**Given exercise:**
Copy every line from the one that holds "Give me the" to the end of the records below, exactly and with nothing else, but without any pictures.

**Material:**
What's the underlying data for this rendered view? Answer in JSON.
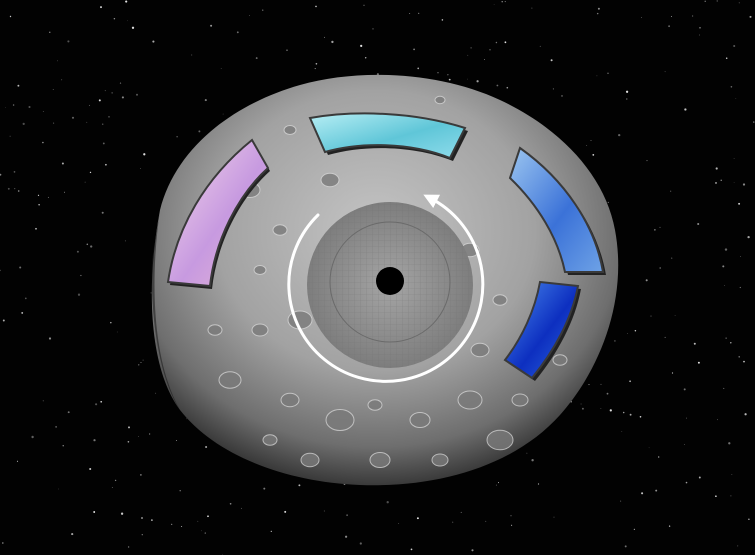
{
  "scene": {
    "background_color": "#020202",
    "asteroid_color": "#9e9e9e",
    "hub_color": "#8a8a8a",
    "hole_color": "#000000",
    "rotation_arrow_color": "#ffffff",
    "rotation_direction": "clockwise"
  },
  "panels": [
    {
      "name": "panel-pink-left",
      "colors": [
        "#f6d8ea",
        "#c79ae0",
        "#e8b6d4"
      ]
    },
    {
      "name": "panel-cyan-top",
      "colors": [
        "#b7eef4",
        "#5fc6d8",
        "#8fdceb"
      ]
    },
    {
      "name": "panel-blue-right-upper",
      "colors": [
        "#9cc6f0",
        "#3b72d8",
        "#6ea2e6"
      ]
    },
    {
      "name": "panel-blue-right-lower",
      "colors": [
        "#4d8ef0",
        "#0d2fc0",
        "#2f6ae0"
      ]
    }
  ]
}
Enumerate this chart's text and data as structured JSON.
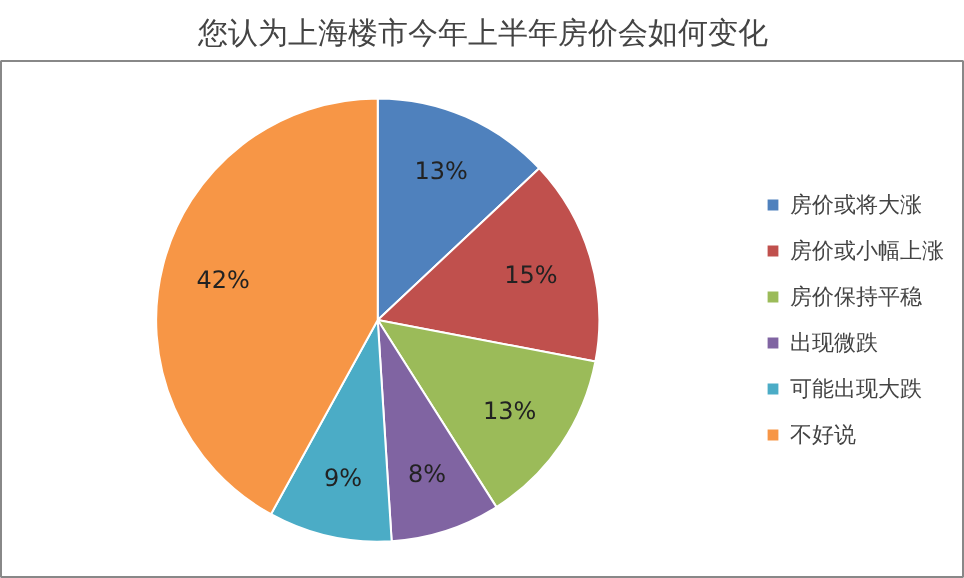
{
  "chart_data": {
    "type": "pie",
    "title": "您认为上海楼市今年上半年房价会如何变化",
    "categories": [
      "房价或将大涨",
      "房价或小幅上涨",
      "房价保持平稳",
      "出现微跌",
      "可能出现大跌",
      "不好说"
    ],
    "values": [
      13,
      15,
      13,
      8,
      9,
      42
    ],
    "colors": [
      "#4f81bd",
      "#c0504d",
      "#9bbb59",
      "#8064a2",
      "#4bacc6",
      "#f79646"
    ],
    "value_labels": [
      "13%",
      "15%",
      "13%",
      "8%",
      "9%",
      "42%"
    ],
    "legend": "right"
  }
}
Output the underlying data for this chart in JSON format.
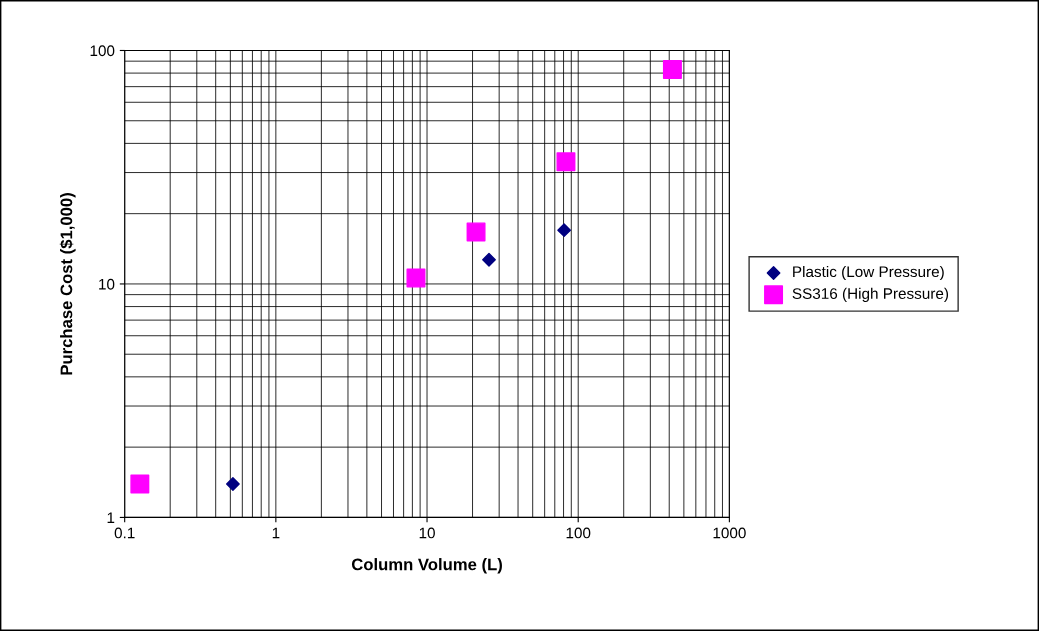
{
  "chart_data": {
    "type": "scatter",
    "xlabel": "Column Volume (L)",
    "ylabel": "Purchase Cost ($1,000)",
    "log": "xy",
    "xlim": [
      0.1,
      1000
    ],
    "ylim": [
      1,
      100
    ],
    "xticks": [
      0.1,
      1,
      10,
      100,
      1000
    ],
    "yticks": [
      1,
      10,
      100
    ],
    "grid": true,
    "legend": "right",
    "series": [
      {
        "name": "Plastic (Low Pressure)",
        "color": "#000080",
        "marker": "diamond",
        "x": [
          0.52,
          25.7,
          80.7
        ],
        "values": [
          1.39,
          12.7,
          17.0
        ]
      },
      {
        "name": "SS316 (High Pressure)",
        "color": "#ff00ff",
        "marker": "square",
        "x": [
          0.126,
          8.45,
          21.1,
          83,
          420
        ],
        "values": [
          1.39,
          10.6,
          16.7,
          33.4,
          82.9
        ]
      }
    ]
  }
}
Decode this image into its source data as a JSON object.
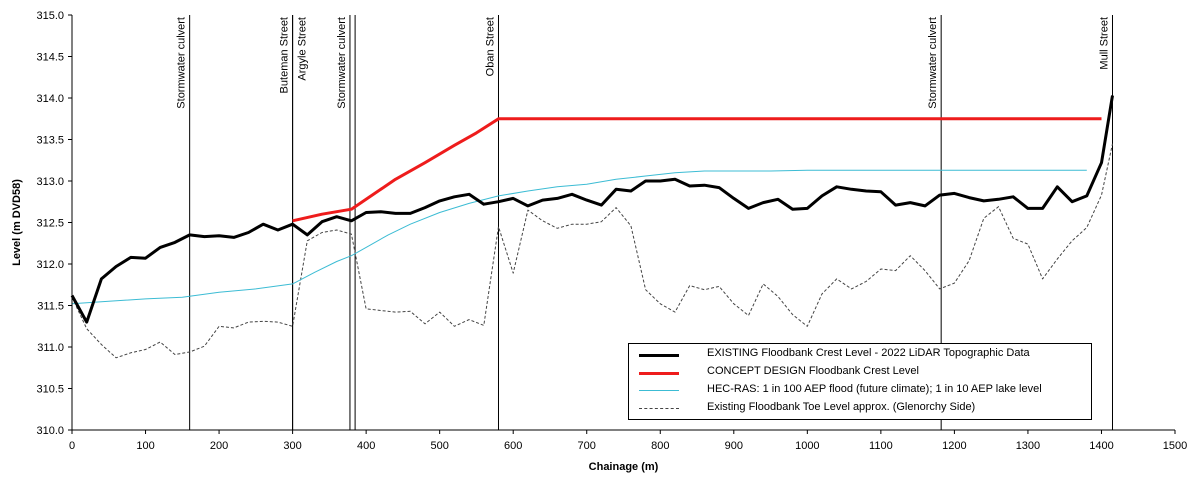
{
  "chart_data": {
    "type": "line",
    "xlabel": "Chainage (m)",
    "ylabel": "Level (m DVD58)",
    "xlim": [
      0,
      1500
    ],
    "ylim": [
      310.0,
      315.0
    ],
    "x_ticks": [
      0,
      100,
      200,
      300,
      400,
      500,
      600,
      700,
      800,
      900,
      1000,
      1100,
      1200,
      1300,
      1400,
      1500
    ],
    "y_ticks": [
      "310.0",
      "310.5",
      "311.0",
      "311.5",
      "312.0",
      "312.5",
      "313.0",
      "313.5",
      "314.0",
      "314.5",
      "315.0"
    ],
    "grid": false,
    "legend_position": "bottom-right",
    "reference_lines": [
      {
        "x": 160,
        "label": "Stormwater culvert"
      },
      {
        "x": 300,
        "label": "Buteman Street"
      },
      {
        "x": 300,
        "label": "Argyle Street"
      },
      {
        "x": 378,
        "label": "Stormwater culvert"
      },
      {
        "x": 385,
        "label": ""
      },
      {
        "x": 580,
        "label": "Oban Street"
      },
      {
        "x": 1182,
        "label": "Stormwater culvert"
      },
      {
        "x": 1415,
        "label": "Mull Street"
      }
    ],
    "series": [
      {
        "name": "EXISTING Floodbank Crest Level - 2022 LiDAR Topographic Data",
        "color": "#000000",
        "style": "solid-thick",
        "x": [
          0,
          20,
          40,
          60,
          80,
          100,
          120,
          140,
          160,
          180,
          200,
          220,
          240,
          260,
          280,
          300,
          320,
          340,
          360,
          380,
          400,
          420,
          440,
          460,
          480,
          500,
          520,
          540,
          560,
          580,
          600,
          620,
          640,
          660,
          680,
          700,
          720,
          740,
          760,
          780,
          800,
          820,
          840,
          860,
          880,
          900,
          920,
          940,
          960,
          980,
          1000,
          1020,
          1040,
          1060,
          1080,
          1100,
          1120,
          1140,
          1160,
          1180,
          1200,
          1220,
          1240,
          1260,
          1280,
          1300,
          1320,
          1340,
          1360,
          1380,
          1400,
          1415
        ],
        "y": [
          311.62,
          311.3,
          311.82,
          311.97,
          312.08,
          312.07,
          312.2,
          312.26,
          312.35,
          312.33,
          312.34,
          312.32,
          312.38,
          312.48,
          312.41,
          312.48,
          312.35,
          312.51,
          312.57,
          312.52,
          312.62,
          312.63,
          312.61,
          312.61,
          312.68,
          312.76,
          312.81,
          312.84,
          312.72,
          312.75,
          312.79,
          312.7,
          312.77,
          312.79,
          312.84,
          312.77,
          312.71,
          312.9,
          312.88,
          313.0,
          313.0,
          313.02,
          312.94,
          312.95,
          312.92,
          312.79,
          312.67,
          312.74,
          312.78,
          312.66,
          312.67,
          312.82,
          312.93,
          312.9,
          312.88,
          312.87,
          312.71,
          312.74,
          312.7,
          312.83,
          312.85,
          312.8,
          312.76,
          312.78,
          312.81,
          312.67,
          312.67,
          312.93,
          312.75,
          312.82,
          313.22,
          314.03
        ]
      },
      {
        "name": "CONCEPT DESIGN Floodbank Crest Level",
        "color": "#ee1c1c",
        "style": "solid-thick",
        "x": [
          300,
          340,
          380,
          400,
          440,
          480,
          520,
          550,
          580,
          600,
          800,
          1000,
          1200,
          1400
        ],
        "y": [
          312.52,
          312.6,
          312.66,
          312.78,
          313.02,
          313.22,
          313.43,
          313.58,
          313.75,
          313.75,
          313.75,
          313.75,
          313.75,
          313.75
        ]
      },
      {
        "name": "HEC-RAS: 1 in 100 AEP flood (future climate); 1 in 10 AEP lake level",
        "color": "#3cbcd4",
        "style": "solid-thin",
        "x": [
          0,
          50,
          100,
          150,
          200,
          250,
          300,
          330,
          360,
          380,
          400,
          430,
          460,
          500,
          540,
          580,
          620,
          660,
          700,
          740,
          780,
          820,
          860,
          900,
          950,
          1000,
          1100,
          1200,
          1300,
          1380
        ],
        "y": [
          311.52,
          311.55,
          311.58,
          311.6,
          311.66,
          311.7,
          311.76,
          311.9,
          312.03,
          312.1,
          312.2,
          312.35,
          312.48,
          312.62,
          312.73,
          312.82,
          312.88,
          312.93,
          312.96,
          313.02,
          313.06,
          313.1,
          313.12,
          313.12,
          313.12,
          313.13,
          313.13,
          313.13,
          313.13,
          313.13
        ]
      },
      {
        "name": "Existing Floodbank Toe Level approx. (Glenorchy Side)",
        "color": "#444444",
        "style": "dashed",
        "x": [
          0,
          20,
          40,
          60,
          80,
          100,
          120,
          140,
          160,
          180,
          200,
          220,
          240,
          260,
          280,
          300,
          320,
          340,
          360,
          380,
          400,
          420,
          440,
          460,
          480,
          500,
          520,
          540,
          560,
          580,
          600,
          620,
          640,
          660,
          680,
          700,
          720,
          740,
          760,
          780,
          800,
          820,
          840,
          860,
          880,
          900,
          920,
          940,
          960,
          980,
          1000,
          1020,
          1040,
          1060,
          1080,
          1100,
          1120,
          1140,
          1160,
          1180,
          1200,
          1220,
          1240,
          1260,
          1280,
          1300,
          1320,
          1340,
          1360,
          1380,
          1400,
          1415
        ],
        "y": [
          311.6,
          311.22,
          311.03,
          310.87,
          310.93,
          310.97,
          311.06,
          310.91,
          310.94,
          311.01,
          311.25,
          311.23,
          311.3,
          311.31,
          311.3,
          311.25,
          312.28,
          312.38,
          312.41,
          312.36,
          311.46,
          311.44,
          311.42,
          311.43,
          311.28,
          311.42,
          311.25,
          311.33,
          311.26,
          312.45,
          311.89,
          312.65,
          312.52,
          312.43,
          312.48,
          312.48,
          312.51,
          312.68,
          312.46,
          311.69,
          311.52,
          311.42,
          311.74,
          311.69,
          311.73,
          311.52,
          311.38,
          311.76,
          311.61,
          311.39,
          311.25,
          311.64,
          311.82,
          311.7,
          311.79,
          311.94,
          311.92,
          312.1,
          311.92,
          311.7,
          311.77,
          312.04,
          312.55,
          312.69,
          312.31,
          312.24,
          311.82,
          312.06,
          312.28,
          312.44,
          312.83,
          313.45
        ]
      }
    ]
  }
}
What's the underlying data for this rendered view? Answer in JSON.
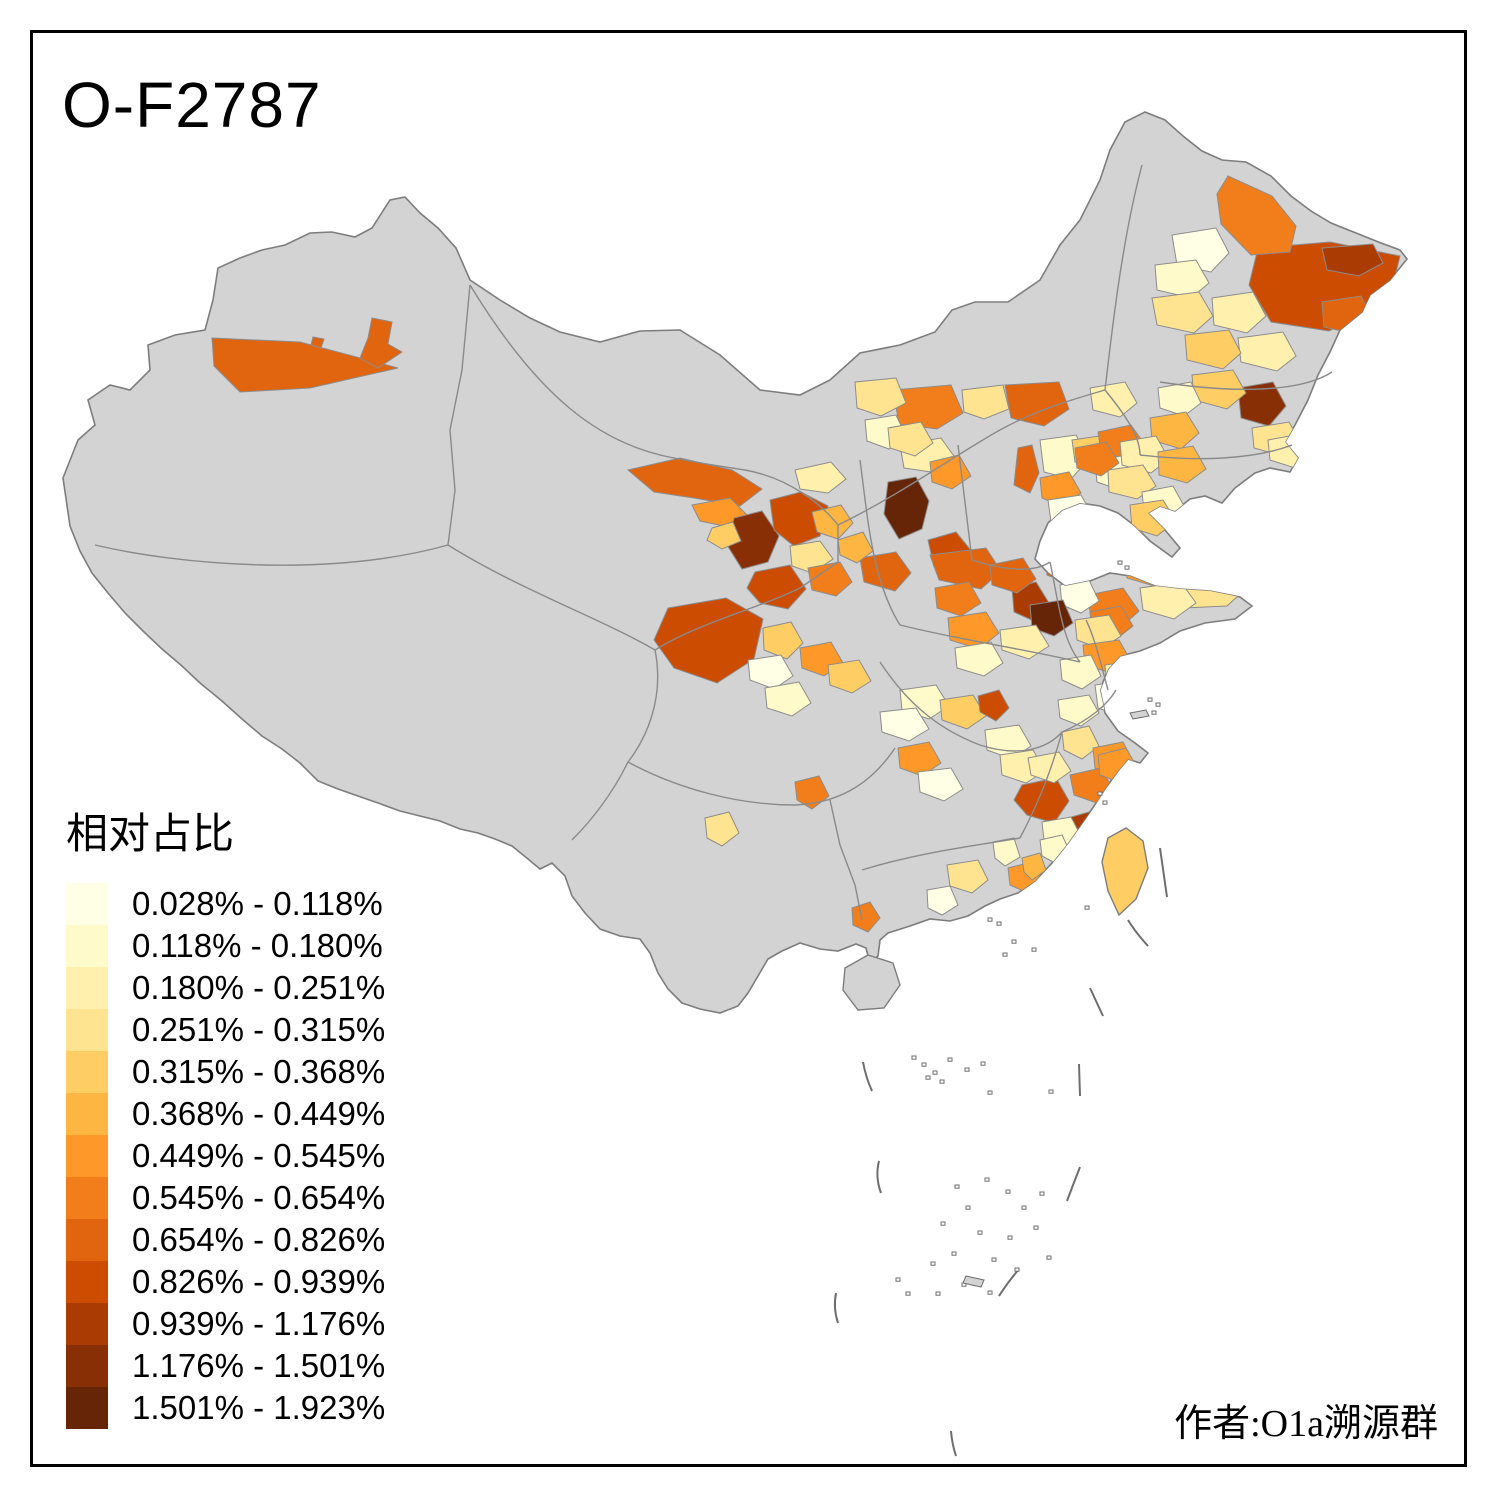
{
  "title": "O-F2787",
  "legend": {
    "title": "相对占比",
    "items": [
      {
        "label": "0.028% - 0.118%",
        "color": "#FFFFE5"
      },
      {
        "label": "0.118% - 0.180%",
        "color": "#FFFACA"
      },
      {
        "label": "0.180% - 0.251%",
        "color": "#FFF0AE"
      },
      {
        "label": "0.251% - 0.315%",
        "color": "#FEE391"
      },
      {
        "label": "0.315% - 0.368%",
        "color": "#FECE65"
      },
      {
        "label": "0.368% - 0.449%",
        "color": "#FEB642"
      },
      {
        "label": "0.449% - 0.545%",
        "color": "#FE9929"
      },
      {
        "label": "0.545% - 0.654%",
        "color": "#F27E1B"
      },
      {
        "label": "0.654% - 0.826%",
        "color": "#E1640E"
      },
      {
        "label": "0.826% - 0.939%",
        "color": "#CC4C02"
      },
      {
        "label": "0.939% - 1.176%",
        "color": "#AA3C03"
      },
      {
        "label": "1.176% - 1.501%",
        "color": "#882F05"
      },
      {
        "label": "1.501% - 1.923%",
        "color": "#662506"
      }
    ]
  },
  "attribution": "作者:O1a溯源群",
  "chart_data": {
    "type": "choropleth_map",
    "region": "China, prefecture-level divisions",
    "title": "O-F2787",
    "legend_title": "相对占比",
    "unit": "%",
    "class_breaks_percent": [
      0.028,
      0.118,
      0.18,
      0.251,
      0.315,
      0.368,
      0.449,
      0.545,
      0.654,
      0.826,
      0.939,
      1.176,
      1.501,
      1.923
    ],
    "class_labels": [
      "0.028% - 0.118%",
      "0.118% - 0.180%",
      "0.180% - 0.251%",
      "0.251% - 0.315%",
      "0.315% - 0.368%",
      "0.368% - 0.449%",
      "0.449% - 0.545%",
      "0.545% - 0.654%",
      "0.654% - 0.826%",
      "0.826% - 0.939%",
      "0.939% - 1.176%",
      "1.176% - 1.501%",
      "1.501% - 1.923%"
    ],
    "palette": [
      "#FFFFE5",
      "#FFFACA",
      "#FFF0AE",
      "#FEE391",
      "#FECE65",
      "#FEB642",
      "#FE9929",
      "#F27E1B",
      "#E1640E",
      "#CC4C02",
      "#AA3C03",
      "#882F05",
      "#662506"
    ],
    "no_data_color": "#D3D3D3",
    "boundary_color": "#8C8C8C",
    "background_color": "#FFFFFF",
    "legend_position": "bottom-left",
    "attribution": "作者:O1a溯源群"
  }
}
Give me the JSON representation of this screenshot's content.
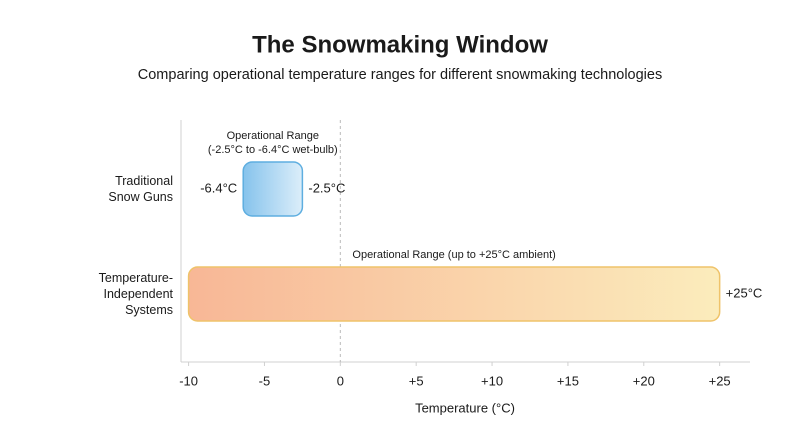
{
  "chart_data": {
    "type": "range_bar",
    "title": "The Snowmaking Window",
    "subtitle": "Comparing operational temperature ranges for different snowmaking technologies",
    "x_label": "Temperature (°C)",
    "categories": [
      "Traditional Snow Guns",
      "Temperature-Independent Systems"
    ],
    "starts": [
      -6.4,
      -10
    ],
    "ends": [
      -2.5,
      25
    ],
    "start_labels": [
      "-6.4°C",
      null
    ],
    "end_labels": [
      "-2.5°C",
      "+25°C"
    ],
    "annotations": [
      [
        "Operational Range",
        "(-2.5°C to -6.4°C wet-bulb)"
      ],
      [
        "Operational Range (up to +25°C ambient)"
      ]
    ],
    "colors": [
      {
        "from": "#86c3ec",
        "to": "#dcEEfA",
        "stroke": "#5eaee0"
      },
      {
        "from": "#f8b796",
        "to": "#fbecbc",
        "stroke": "#efc36a"
      }
    ],
    "xlim": [
      -10.5,
      27
    ],
    "xticks": [
      -10,
      -5,
      0,
      {
        "value": 5,
        "label": "+5"
      },
      {
        "value": 10,
        "label": "+10"
      },
      {
        "value": 15,
        "label": "+15"
      },
      {
        "value": 20,
        "label": "+20"
      },
      {
        "value": 25,
        "label": "+25"
      }
    ],
    "reference_line": 0,
    "grid": false
  }
}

**Solution below:**
Give me the JSON representation of this screenshot's content.
{
  "chart_data": {
    "type": "range_bar",
    "title": "The Snowmaking Window",
    "subtitle": "Comparing operational temperature ranges for different snowmaking technologies",
    "x_label": "Temperature (°C)",
    "categories": [
      "Traditional Snow Guns",
      "Temperature-Independent Systems"
    ],
    "starts": [
      -6.4,
      -10
    ],
    "ends": [
      -2.5,
      25
    ],
    "start_labels": [
      "-6.4°C",
      null
    ],
    "end_labels": [
      "-2.5°C",
      "+25°C"
    ],
    "annotations": [
      [
        "Operational Range",
        "(-2.5°C to -6.4°C wet-bulb)"
      ],
      [
        "Operational Range (up to +25°C ambient)"
      ]
    ],
    "colors": [
      {
        "from": "#86c3ec",
        "to": "#dcEEfA",
        "stroke": "#5eaee0"
      },
      {
        "from": "#f8b796",
        "to": "#fbecbc",
        "stroke": "#efc36a"
      }
    ],
    "xlim": [
      -10.5,
      27
    ],
    "xticks": [
      -10,
      -5,
      0,
      {
        "value": 5,
        "label": "+5"
      },
      {
        "value": 10,
        "label": "+10"
      },
      {
        "value": 15,
        "label": "+15"
      },
      {
        "value": 20,
        "label": "+20"
      },
      {
        "value": 25,
        "label": "+25"
      }
    ],
    "reference_line": 0,
    "grid": false
  }
}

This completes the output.